--- START OF Supplied data ---

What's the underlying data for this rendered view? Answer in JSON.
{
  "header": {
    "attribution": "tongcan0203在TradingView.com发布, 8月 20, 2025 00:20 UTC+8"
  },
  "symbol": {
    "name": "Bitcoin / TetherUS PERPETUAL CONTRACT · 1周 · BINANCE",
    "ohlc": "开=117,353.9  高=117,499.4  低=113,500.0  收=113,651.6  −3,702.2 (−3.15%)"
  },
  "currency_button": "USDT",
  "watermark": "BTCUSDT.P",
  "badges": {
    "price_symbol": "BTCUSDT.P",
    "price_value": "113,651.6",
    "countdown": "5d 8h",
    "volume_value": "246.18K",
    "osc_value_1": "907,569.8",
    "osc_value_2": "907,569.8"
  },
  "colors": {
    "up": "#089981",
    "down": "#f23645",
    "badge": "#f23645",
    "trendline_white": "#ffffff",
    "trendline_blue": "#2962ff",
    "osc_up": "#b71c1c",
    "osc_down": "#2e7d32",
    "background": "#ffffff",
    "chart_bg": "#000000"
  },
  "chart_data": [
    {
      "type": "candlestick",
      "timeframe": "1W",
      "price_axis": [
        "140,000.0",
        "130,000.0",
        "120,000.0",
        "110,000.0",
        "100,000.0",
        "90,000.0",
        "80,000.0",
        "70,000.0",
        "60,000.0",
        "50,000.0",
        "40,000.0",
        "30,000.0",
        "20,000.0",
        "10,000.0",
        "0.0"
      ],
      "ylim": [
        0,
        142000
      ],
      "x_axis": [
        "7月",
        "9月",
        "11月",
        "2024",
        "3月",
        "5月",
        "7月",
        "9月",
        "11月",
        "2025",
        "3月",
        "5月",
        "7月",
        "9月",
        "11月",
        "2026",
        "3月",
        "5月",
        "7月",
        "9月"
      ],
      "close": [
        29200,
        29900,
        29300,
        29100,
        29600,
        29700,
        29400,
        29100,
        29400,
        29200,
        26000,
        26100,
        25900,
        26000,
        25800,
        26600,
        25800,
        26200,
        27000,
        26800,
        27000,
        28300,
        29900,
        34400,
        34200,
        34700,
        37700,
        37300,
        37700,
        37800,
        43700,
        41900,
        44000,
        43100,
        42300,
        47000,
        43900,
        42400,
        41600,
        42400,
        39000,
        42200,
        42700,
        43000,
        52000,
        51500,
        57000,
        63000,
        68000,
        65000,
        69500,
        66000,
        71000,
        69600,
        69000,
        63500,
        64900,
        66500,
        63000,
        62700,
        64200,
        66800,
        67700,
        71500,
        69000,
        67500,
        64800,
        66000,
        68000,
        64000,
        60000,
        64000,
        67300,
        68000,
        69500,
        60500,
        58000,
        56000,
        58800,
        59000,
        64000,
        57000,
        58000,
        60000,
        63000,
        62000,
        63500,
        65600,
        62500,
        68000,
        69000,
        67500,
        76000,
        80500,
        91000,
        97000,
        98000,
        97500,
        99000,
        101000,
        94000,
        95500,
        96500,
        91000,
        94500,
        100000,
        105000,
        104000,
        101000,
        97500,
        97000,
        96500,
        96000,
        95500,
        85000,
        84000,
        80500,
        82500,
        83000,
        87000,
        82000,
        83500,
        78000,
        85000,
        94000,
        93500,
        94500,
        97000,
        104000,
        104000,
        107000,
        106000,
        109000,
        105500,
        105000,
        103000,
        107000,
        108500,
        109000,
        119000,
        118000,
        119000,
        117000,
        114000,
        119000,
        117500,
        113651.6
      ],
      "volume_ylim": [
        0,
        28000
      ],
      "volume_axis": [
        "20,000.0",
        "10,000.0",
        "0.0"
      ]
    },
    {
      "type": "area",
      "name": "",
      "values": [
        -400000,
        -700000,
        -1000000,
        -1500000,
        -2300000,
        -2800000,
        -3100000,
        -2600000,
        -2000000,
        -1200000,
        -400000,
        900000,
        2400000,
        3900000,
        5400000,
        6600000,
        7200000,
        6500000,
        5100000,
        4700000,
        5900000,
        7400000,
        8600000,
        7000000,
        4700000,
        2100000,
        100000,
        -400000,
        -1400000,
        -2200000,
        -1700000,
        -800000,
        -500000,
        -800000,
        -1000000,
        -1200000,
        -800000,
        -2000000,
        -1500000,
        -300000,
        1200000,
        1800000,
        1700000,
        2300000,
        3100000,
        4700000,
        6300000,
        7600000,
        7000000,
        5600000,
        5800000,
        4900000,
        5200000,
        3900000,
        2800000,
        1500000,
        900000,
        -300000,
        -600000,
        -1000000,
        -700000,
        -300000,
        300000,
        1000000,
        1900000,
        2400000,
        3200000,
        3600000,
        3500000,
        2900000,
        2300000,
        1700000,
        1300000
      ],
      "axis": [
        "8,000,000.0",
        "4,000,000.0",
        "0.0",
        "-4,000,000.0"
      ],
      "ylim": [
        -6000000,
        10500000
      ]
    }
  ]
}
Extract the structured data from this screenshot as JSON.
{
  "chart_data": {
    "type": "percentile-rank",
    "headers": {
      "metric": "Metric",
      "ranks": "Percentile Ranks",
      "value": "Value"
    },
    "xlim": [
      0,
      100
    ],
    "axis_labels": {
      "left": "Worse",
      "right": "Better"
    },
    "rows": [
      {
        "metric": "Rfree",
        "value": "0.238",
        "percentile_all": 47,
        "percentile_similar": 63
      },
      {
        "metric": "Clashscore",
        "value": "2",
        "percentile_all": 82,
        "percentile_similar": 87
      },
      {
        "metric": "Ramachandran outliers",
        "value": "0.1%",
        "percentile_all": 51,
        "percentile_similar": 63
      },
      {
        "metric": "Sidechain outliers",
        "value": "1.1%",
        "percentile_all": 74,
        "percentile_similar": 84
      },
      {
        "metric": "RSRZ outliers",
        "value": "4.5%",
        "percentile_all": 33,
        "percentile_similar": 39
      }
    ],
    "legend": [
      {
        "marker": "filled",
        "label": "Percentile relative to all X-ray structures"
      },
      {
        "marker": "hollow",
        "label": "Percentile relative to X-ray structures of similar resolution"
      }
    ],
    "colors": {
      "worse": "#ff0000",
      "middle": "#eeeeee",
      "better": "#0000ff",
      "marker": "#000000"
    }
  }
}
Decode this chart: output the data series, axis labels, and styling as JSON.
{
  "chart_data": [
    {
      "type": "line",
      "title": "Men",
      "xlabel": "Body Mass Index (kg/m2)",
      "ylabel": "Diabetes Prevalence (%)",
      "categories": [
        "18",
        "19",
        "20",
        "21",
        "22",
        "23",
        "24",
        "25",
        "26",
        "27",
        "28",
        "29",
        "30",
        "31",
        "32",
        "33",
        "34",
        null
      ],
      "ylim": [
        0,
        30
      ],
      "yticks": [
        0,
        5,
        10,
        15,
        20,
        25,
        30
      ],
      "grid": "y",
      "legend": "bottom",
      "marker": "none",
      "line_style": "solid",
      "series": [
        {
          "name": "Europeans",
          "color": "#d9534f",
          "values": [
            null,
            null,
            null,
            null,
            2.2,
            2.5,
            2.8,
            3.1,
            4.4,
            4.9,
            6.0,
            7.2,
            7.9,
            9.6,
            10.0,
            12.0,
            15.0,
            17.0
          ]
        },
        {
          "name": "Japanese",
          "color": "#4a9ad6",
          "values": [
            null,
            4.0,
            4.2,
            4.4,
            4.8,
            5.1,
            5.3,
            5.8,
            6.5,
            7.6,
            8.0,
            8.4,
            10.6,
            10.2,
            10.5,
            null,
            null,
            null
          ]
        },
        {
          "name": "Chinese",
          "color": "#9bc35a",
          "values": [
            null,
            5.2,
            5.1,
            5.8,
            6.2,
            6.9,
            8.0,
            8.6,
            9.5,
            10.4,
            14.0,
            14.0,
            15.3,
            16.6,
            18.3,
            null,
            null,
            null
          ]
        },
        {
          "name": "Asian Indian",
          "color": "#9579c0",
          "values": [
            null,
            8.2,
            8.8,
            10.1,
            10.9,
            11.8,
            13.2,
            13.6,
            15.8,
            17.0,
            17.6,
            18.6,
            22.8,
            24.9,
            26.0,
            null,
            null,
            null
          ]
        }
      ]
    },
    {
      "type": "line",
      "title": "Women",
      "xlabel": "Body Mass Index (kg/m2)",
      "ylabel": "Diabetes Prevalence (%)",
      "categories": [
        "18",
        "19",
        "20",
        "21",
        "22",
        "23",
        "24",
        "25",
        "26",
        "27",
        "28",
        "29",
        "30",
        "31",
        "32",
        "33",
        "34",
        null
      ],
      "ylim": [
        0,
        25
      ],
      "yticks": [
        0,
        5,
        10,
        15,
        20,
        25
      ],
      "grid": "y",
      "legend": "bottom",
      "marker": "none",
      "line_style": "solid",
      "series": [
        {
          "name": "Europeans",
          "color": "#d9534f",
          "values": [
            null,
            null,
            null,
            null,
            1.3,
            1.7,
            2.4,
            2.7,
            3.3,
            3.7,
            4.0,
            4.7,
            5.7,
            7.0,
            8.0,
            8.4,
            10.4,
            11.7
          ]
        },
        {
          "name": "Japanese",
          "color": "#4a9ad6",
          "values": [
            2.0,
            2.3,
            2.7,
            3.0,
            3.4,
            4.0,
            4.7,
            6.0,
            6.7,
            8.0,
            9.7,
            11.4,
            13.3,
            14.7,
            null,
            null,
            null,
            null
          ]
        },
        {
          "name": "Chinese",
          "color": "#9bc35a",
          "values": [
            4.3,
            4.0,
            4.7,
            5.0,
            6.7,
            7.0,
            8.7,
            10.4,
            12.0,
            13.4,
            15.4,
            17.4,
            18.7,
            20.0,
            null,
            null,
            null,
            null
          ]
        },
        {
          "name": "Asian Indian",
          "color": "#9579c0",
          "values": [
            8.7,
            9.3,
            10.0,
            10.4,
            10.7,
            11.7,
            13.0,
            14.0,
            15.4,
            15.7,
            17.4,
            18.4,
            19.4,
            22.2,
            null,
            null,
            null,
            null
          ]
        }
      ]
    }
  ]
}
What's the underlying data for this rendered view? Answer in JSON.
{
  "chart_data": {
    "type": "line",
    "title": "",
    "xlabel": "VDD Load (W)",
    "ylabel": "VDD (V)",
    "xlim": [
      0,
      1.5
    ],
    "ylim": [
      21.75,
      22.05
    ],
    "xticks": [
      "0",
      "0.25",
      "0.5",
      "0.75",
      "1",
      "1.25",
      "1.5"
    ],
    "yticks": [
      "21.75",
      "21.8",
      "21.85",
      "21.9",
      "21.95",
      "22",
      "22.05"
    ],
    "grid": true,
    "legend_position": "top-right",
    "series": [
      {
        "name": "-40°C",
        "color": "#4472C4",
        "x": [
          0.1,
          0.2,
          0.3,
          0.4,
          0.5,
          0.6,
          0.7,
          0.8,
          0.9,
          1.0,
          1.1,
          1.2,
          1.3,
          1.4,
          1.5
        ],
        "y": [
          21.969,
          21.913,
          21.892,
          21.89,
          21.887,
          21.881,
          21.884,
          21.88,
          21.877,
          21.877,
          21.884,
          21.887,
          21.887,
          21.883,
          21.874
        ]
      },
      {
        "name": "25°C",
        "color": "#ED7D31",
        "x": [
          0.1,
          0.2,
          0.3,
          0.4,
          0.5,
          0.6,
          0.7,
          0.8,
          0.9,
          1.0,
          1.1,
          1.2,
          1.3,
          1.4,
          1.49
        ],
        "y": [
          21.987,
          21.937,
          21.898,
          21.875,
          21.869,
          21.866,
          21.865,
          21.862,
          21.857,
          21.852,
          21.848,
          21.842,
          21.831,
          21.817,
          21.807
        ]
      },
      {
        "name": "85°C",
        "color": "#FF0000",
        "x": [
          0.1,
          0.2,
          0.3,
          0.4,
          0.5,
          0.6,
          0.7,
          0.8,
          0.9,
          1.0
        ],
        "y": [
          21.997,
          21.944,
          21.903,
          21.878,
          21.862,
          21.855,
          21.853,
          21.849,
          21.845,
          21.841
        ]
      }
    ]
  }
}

--- END OF Supplied data ---

**Task:**
Go through the material and copy out every line with "type" in it.

**Response:**
      "type": "candlestick",
      "type": "area",
    "type": "percentile-rank",
      "type": "line",
      "type": "line",
    "type": "line",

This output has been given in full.